* EXERCISE REQUIREMENTS
Check each line of the records below and collect those holding "bloquear".

* RECORDS FOR THIS EXERCISE
* * * * * * *

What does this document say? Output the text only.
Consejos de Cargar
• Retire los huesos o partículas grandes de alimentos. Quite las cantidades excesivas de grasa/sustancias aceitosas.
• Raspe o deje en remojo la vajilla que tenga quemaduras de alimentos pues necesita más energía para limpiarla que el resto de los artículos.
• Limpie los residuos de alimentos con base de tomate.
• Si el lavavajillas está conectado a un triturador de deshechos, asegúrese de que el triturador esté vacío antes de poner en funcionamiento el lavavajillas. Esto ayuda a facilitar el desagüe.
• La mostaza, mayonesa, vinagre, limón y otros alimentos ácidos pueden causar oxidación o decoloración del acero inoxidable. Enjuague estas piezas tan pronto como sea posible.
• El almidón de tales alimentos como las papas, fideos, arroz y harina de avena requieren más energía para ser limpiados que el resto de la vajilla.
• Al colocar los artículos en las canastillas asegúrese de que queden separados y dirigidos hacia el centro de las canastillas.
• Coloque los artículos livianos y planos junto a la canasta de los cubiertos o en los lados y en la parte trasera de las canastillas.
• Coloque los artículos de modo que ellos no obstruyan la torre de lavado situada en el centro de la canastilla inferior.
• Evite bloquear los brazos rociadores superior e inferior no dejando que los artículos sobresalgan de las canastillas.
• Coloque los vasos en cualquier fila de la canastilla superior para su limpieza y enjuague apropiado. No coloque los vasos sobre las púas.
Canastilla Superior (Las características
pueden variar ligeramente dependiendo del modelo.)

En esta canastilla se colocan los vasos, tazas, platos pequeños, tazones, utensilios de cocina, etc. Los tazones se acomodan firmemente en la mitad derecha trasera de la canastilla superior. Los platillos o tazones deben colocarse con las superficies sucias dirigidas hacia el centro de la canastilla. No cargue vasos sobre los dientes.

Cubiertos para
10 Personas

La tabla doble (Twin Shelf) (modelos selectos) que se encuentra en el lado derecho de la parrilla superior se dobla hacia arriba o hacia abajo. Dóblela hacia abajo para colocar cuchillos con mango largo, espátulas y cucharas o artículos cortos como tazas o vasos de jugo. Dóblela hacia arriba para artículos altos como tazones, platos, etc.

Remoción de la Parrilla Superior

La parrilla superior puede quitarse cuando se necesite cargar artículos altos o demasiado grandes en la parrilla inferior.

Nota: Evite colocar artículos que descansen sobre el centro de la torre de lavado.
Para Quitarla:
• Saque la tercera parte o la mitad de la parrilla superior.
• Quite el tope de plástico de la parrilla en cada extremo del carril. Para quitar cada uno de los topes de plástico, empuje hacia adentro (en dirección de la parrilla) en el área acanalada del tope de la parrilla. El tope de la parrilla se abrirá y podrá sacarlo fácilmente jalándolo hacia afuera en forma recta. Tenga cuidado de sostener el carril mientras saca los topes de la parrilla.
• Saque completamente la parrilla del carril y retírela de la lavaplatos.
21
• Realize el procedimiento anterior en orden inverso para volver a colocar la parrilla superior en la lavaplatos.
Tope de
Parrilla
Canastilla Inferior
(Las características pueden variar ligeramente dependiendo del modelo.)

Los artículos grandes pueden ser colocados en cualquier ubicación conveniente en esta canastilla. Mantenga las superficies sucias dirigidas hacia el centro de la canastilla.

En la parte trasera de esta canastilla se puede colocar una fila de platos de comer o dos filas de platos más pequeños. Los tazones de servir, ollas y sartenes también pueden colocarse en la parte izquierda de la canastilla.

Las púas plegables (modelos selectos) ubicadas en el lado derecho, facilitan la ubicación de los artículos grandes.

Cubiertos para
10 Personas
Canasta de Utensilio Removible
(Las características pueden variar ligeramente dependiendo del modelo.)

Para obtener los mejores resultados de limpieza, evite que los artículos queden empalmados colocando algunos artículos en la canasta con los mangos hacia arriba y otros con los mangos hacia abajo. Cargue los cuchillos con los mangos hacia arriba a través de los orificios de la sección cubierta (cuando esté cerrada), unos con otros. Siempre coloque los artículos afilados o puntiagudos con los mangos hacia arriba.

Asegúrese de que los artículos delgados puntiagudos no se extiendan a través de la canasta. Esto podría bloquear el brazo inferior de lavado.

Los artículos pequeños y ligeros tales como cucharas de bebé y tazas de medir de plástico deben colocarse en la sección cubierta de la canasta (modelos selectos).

* * * * * * *

* COMPLETE ANSWER
• Evite bloquear los brazos rociadores superior e inferior no dejando que los artículos sobresalgan de las canastillas.
Asegúrese de que los artículos delgados puntiagudos no se extiendan a través de la canasta. Esto podría bloquear el brazo inferior de lavado.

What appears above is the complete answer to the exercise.